#### To-do list
**A)** Reproduce the part of the issue contents list between "Denis Crowdy" and "(Helena Simonett, ed.)", inclusive.
**B)** Who is named as guest editor in the issue contents list?

Indigenous Peoples, Recording Techniques, and the Recording Industry

Editor: Max-Peter Baumann
Co-Editor: Jonathan P. J. Stock
Guest Editor: Karl Neuenfeldt

Articles

Karl Neuenfeldt
Notes on the Engagement of Indigenous Peoples with Recording Technology and Techniques, the Recording Industry and Researchers

Beverly Diamond
“Allowing the Listener to Fly as They Want to”: Sámi Perspectives on Indigenous CD Production in Northern Europe

Åse Ottosson
“We’re Just Bush Mob”: Producing Aboriginal Music and Maleness in a Central Australian Recording Studio

Brian Diettrich
Across All Micronesia and Beyond: Innovation and Connections in Chuukese Popular Music and Contemporary Recordings

Karl Neuenfeldt
“Bring the Past to Present”: Recording and Reviving Rotuman Music via a Collaborative Rotuman / Fijian/Australian CD Project

Katelyn Barney
Sending a Message: How Indigenous Australian Women use Contemporary Music Recording Technologies to Provide a Space for Agency, Viewpoints and Agendas

Dan Bendrups
Easter Island Music and the Voice of Kiko Pate: A Biographical History of Sound Recording

Denis Crowdy
Studios at Home in the Solomon Islands: A Case Study of Homesound Studios, Honiara

James E. Cunningham
The Nammys Versus the Grammys: Celebrity, Technology, and the Creation of an Indigenous Music Recording Industry in North America

Jeniffer Cattermole
“Fiji Blues?”: Taveuni and Qamea Musicians’ Engagements with Recording Technologies

 

Book Reviews (Helena Simonett, ed.)

#### Material
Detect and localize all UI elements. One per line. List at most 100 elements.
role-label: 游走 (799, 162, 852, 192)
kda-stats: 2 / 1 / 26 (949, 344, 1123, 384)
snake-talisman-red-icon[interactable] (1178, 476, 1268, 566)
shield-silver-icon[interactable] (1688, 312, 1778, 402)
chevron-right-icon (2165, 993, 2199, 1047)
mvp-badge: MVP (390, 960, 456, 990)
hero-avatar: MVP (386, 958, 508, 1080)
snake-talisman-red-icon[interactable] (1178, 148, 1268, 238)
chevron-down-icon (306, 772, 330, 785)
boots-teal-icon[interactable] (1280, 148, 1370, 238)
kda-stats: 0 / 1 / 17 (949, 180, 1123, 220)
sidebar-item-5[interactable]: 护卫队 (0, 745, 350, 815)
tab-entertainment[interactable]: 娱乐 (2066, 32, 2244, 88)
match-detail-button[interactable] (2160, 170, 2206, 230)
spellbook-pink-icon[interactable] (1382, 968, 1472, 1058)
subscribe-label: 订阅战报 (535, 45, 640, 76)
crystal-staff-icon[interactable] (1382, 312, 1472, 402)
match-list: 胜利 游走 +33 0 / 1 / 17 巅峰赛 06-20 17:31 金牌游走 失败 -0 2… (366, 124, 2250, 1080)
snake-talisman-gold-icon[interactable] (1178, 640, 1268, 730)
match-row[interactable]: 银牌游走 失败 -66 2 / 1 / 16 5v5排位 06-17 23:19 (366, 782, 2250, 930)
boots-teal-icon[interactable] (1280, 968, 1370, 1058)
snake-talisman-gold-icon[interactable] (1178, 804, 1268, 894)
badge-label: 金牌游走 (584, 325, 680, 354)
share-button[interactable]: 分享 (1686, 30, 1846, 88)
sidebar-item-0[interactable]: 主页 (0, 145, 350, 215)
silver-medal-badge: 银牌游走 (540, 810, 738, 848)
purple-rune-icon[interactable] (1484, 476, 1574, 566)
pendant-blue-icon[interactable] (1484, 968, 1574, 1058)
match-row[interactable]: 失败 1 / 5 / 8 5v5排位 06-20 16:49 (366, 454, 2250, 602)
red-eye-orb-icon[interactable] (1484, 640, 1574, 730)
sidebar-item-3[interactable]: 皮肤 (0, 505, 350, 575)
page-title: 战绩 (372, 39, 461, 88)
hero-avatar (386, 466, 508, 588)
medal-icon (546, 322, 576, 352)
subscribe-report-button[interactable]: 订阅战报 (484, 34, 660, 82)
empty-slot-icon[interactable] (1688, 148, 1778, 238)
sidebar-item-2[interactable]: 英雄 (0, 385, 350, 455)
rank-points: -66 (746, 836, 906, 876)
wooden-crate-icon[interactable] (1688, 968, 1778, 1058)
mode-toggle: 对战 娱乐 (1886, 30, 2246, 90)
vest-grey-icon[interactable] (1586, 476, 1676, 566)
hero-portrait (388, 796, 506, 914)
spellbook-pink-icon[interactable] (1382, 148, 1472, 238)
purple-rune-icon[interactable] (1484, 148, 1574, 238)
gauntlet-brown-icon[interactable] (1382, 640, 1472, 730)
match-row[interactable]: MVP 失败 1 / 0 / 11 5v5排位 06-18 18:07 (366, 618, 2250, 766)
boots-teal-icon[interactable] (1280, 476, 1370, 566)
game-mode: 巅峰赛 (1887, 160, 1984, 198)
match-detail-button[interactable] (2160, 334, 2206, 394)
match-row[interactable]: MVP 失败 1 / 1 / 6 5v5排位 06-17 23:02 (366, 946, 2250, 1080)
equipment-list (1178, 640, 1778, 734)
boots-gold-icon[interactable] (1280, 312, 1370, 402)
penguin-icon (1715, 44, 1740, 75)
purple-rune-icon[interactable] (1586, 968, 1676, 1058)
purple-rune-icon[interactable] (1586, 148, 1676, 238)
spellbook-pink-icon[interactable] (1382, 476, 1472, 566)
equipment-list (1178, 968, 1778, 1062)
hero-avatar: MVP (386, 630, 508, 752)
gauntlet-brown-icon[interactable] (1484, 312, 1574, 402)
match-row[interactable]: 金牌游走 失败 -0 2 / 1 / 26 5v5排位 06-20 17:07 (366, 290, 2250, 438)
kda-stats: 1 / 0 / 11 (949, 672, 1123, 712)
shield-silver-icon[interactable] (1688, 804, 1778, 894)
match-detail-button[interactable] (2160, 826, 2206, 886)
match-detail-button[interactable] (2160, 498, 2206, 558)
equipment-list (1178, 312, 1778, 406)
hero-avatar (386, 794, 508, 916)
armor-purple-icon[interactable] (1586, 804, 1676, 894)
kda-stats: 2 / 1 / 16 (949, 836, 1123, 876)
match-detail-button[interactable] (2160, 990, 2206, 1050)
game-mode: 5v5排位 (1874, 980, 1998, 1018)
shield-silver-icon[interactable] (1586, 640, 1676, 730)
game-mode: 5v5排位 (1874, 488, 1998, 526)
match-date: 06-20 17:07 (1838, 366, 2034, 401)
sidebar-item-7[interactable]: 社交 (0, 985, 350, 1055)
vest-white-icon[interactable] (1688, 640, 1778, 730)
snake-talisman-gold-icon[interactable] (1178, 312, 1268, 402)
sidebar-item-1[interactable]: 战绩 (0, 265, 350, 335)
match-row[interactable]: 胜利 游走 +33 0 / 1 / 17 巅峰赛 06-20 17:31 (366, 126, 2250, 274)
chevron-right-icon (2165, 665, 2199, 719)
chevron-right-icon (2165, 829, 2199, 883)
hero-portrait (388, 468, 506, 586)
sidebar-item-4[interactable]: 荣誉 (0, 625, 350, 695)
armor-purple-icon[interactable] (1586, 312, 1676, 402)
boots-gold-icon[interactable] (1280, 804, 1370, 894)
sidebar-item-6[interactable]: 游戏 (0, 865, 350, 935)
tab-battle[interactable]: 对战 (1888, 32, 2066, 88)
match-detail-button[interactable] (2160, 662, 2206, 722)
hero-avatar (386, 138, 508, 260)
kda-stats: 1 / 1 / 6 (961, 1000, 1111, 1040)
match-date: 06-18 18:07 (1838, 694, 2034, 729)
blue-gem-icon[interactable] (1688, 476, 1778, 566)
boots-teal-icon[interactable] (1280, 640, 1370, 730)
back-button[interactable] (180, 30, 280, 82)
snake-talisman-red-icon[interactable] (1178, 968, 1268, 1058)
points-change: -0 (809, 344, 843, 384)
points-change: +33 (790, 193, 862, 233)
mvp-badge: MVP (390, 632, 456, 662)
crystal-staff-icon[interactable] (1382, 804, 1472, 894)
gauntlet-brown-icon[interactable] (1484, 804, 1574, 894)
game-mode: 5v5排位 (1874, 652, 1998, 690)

#### Per-task outputs
**A)**
Denis Crowdy
Studios at Home in the Solomon Islands: A Case Study of Homesound Studios, Honiara

James E. Cunningham
The Nammys Versus the Grammys: Celebrity, Technology, and the Creation of an Indigenous Music Recording Industry in North America

Jeniffer Cattermole
“Fiji Blues?”: Taveuni and Qamea Musicians’ Engagements with Recording Technologies

 

Book Reviews (Helena Simonett, ed.)

**B)** Karl Neuenfeldt